> **WRITTEN TASK**
Copy the rows exactly, from the first one up to and including the line that contains "box-dorsolateral-prefrontal-cortex — [886, 696, 928, 821]", and output nothing else.

◇ ◇ ◇

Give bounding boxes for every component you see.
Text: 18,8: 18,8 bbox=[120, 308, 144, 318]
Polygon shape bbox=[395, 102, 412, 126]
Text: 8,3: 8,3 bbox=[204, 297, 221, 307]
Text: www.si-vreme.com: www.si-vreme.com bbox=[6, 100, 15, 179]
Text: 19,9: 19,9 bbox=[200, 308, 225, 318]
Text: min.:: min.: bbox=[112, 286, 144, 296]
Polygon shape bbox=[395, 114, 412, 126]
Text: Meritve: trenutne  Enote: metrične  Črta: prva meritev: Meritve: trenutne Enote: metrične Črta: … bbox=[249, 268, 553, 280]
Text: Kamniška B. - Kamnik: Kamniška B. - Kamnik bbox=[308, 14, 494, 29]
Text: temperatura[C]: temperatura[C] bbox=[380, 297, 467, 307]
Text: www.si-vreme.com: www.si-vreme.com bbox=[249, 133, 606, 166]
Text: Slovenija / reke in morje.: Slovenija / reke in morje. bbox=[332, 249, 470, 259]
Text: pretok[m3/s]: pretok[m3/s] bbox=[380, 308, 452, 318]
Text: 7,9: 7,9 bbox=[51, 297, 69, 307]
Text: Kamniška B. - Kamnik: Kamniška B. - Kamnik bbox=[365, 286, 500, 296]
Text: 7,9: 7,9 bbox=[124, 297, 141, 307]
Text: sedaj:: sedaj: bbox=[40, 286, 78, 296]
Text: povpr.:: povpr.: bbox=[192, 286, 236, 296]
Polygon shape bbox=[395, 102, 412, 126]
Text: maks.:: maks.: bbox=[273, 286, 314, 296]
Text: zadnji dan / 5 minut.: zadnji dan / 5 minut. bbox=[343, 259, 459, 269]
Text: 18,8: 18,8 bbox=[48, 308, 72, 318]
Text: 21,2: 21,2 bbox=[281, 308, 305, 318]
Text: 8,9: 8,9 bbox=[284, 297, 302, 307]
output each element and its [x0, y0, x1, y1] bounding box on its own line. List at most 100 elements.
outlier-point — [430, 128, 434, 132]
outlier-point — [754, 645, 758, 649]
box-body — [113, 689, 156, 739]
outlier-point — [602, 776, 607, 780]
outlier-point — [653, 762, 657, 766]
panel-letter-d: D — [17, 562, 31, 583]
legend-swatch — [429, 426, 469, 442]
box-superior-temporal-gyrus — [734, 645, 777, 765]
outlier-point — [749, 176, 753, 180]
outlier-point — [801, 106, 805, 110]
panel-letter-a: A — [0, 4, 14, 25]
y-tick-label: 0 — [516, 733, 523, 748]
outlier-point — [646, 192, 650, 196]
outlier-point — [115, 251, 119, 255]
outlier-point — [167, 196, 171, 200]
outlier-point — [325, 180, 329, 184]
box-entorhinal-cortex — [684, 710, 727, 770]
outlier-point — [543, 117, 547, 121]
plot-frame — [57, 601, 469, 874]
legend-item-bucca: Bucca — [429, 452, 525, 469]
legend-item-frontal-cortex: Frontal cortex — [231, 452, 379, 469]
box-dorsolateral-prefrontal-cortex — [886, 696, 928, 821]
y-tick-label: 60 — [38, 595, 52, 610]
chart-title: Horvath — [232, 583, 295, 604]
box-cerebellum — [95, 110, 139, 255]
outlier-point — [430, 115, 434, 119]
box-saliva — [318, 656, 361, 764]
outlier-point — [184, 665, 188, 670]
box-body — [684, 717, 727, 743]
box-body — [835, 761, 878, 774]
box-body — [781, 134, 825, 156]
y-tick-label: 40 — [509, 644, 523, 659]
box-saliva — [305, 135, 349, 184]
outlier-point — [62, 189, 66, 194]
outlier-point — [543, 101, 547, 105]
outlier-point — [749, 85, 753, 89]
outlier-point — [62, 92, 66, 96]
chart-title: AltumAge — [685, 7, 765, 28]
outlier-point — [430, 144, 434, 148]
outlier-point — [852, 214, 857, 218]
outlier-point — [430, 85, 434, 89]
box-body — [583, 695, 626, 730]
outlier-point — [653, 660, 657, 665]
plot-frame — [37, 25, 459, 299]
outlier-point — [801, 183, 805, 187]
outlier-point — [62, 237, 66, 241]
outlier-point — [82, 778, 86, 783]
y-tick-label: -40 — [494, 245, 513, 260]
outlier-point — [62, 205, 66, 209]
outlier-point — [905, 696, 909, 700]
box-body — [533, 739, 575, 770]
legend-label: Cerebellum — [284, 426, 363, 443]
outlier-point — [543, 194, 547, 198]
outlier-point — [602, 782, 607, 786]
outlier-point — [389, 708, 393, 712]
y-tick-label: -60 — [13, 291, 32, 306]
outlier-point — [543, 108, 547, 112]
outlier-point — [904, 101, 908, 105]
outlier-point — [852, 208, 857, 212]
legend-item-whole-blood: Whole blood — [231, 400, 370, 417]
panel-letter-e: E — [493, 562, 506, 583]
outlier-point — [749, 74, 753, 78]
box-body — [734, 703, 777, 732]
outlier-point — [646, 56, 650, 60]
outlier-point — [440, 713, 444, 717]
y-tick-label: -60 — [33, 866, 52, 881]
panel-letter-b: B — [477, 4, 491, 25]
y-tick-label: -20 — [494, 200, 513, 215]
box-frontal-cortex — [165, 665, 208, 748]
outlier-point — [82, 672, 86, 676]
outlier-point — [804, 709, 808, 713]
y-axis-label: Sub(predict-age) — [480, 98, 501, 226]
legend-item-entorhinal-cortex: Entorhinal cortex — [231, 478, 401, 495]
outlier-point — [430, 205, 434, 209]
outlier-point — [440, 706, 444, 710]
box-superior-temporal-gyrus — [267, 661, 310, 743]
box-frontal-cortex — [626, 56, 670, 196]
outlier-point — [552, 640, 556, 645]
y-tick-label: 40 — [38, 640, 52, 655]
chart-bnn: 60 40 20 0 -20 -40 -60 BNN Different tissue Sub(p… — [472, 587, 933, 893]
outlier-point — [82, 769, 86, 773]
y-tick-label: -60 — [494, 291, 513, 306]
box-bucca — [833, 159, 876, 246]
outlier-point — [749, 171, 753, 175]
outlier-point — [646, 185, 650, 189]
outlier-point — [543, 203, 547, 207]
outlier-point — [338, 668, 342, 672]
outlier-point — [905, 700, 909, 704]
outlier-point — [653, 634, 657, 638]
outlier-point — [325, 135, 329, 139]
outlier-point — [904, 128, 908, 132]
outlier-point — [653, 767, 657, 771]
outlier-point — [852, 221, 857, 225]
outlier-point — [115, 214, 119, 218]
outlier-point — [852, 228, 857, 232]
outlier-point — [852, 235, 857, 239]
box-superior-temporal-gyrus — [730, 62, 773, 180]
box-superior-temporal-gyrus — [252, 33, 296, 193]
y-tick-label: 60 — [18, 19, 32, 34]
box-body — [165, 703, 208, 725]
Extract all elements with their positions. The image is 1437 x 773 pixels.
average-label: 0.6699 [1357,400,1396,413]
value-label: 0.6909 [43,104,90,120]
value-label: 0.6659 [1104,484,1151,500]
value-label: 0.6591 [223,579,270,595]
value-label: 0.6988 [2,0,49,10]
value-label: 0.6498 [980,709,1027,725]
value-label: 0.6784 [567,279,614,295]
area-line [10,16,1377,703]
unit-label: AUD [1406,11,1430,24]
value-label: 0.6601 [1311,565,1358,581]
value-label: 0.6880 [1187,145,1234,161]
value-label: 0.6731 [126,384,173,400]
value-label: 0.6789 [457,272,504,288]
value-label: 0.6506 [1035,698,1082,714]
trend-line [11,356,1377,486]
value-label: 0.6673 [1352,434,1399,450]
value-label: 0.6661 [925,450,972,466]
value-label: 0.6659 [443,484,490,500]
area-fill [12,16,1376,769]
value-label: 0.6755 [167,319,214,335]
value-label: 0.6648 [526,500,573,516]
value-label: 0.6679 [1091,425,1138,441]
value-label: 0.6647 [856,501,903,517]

◇ ◇ ◇

> **RESPONSE TO THIS TASK**
Give bounding boxes for every component you see.
Text: 18,8: 18,8 bbox=[120, 308, 144, 318]
Polygon shape bbox=[395, 102, 412, 126]
Text: 8,3: 8,3 bbox=[204, 297, 221, 307]
Text: www.si-vreme.com: www.si-vreme.com bbox=[6, 100, 15, 179]
Text: 19,9: 19,9 bbox=[200, 308, 225, 318]
Text: min.:: min.: bbox=[112, 286, 144, 296]
Polygon shape bbox=[395, 114, 412, 126]
Text: Meritve: trenutne  Enote: metrične  Črta: prva meritev: Meritve: trenutne Enote: metrične Črta: … bbox=[249, 268, 553, 280]
Text: Kamniška B. - Kamnik: Kamniška B. - Kamnik bbox=[308, 14, 494, 29]
Text: temperatura[C]: temperatura[C] bbox=[380, 297, 467, 307]
Text: www.si-vreme.com: www.si-vreme.com bbox=[249, 133, 606, 166]
Text: Slovenija / reke in morje.: Slovenija / reke in morje. bbox=[332, 249, 470, 259]
Text: pretok[m3/s]: pretok[m3/s] bbox=[380, 308, 452, 318]
Text: 7,9: 7,9 bbox=[51, 297, 69, 307]
Text: Kamniška B. - Kamnik: Kamniška B. - Kamnik bbox=[365, 286, 500, 296]
Text: 7,9: 7,9 bbox=[124, 297, 141, 307]
Text: sedaj:: sedaj: bbox=[40, 286, 78, 296]
Text: povpr.:: povpr.: bbox=[192, 286, 236, 296]
Polygon shape bbox=[395, 102, 412, 126]
Text: maks.:: maks.: bbox=[273, 286, 314, 296]
Text: zadnji dan / 5 minut.: zadnji dan / 5 minut. bbox=[343, 259, 459, 269]
Text: 18,8: 18,8 bbox=[48, 308, 72, 318]
Text: 21,2: 21,2 bbox=[281, 308, 305, 318]
Text: 8,9: 8,9 bbox=[284, 297, 302, 307]
output each element and its [x0, y0, x1, y1] bounding box on its own line. List at most 100 elements.
outlier-point — [430, 128, 434, 132]
outlier-point — [754, 645, 758, 649]
box-body — [113, 689, 156, 739]
outlier-point — [602, 776, 607, 780]
outlier-point — [653, 762, 657, 766]
panel-letter-d: D — [17, 562, 31, 583]
legend-swatch — [429, 426, 469, 442]
box-superior-temporal-gyrus — [734, 645, 777, 765]
outlier-point — [749, 176, 753, 180]
outlier-point — [801, 106, 805, 110]
panel-letter-a: A — [0, 4, 14, 25]
y-tick-label: 0 — [516, 733, 523, 748]
outlier-point — [646, 192, 650, 196]
outlier-point — [115, 251, 119, 255]
outlier-point — [167, 196, 171, 200]
outlier-point — [325, 180, 329, 184]
box-entorhinal-cortex — [684, 710, 727, 770]
outlier-point — [543, 117, 547, 121]
plot-frame — [57, 601, 469, 874]
legend-item-bucca: Bucca — [429, 452, 525, 469]
legend-item-frontal-cortex: Frontal cortex — [231, 452, 379, 469]
box-dorsolateral-prefrontal-cortex — [886, 696, 928, 821]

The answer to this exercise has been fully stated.